— Requirement —
Answer with one number only: the number of lines that contain "title".

— Listing —
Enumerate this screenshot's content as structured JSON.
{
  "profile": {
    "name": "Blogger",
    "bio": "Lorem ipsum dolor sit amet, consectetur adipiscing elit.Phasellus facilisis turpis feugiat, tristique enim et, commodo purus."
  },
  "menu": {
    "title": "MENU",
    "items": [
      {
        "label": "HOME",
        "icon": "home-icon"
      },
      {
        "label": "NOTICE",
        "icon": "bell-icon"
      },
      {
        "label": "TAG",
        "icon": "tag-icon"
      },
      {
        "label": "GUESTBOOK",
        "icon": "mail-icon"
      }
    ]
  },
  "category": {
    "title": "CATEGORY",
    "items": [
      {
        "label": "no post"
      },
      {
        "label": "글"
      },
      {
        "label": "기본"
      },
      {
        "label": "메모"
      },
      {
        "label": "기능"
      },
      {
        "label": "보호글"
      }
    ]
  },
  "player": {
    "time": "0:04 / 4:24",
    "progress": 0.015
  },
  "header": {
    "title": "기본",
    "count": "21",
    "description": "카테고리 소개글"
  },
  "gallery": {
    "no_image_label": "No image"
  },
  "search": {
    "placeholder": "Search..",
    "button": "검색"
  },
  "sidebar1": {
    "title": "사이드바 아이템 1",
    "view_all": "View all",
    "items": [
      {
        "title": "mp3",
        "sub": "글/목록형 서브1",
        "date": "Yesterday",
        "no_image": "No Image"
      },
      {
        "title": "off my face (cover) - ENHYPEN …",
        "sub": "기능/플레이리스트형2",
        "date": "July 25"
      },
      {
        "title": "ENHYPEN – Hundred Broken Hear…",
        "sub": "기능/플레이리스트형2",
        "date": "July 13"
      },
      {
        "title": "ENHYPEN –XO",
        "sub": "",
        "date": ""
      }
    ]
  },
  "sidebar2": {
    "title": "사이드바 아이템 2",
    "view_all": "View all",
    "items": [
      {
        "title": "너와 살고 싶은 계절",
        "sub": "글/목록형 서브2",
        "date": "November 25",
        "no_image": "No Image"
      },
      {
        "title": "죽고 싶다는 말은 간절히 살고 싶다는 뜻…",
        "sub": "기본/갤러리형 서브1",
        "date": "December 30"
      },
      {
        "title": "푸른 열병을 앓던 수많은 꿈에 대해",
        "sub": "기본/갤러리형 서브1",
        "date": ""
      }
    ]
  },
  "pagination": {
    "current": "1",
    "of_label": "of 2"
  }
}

— Written answer —
12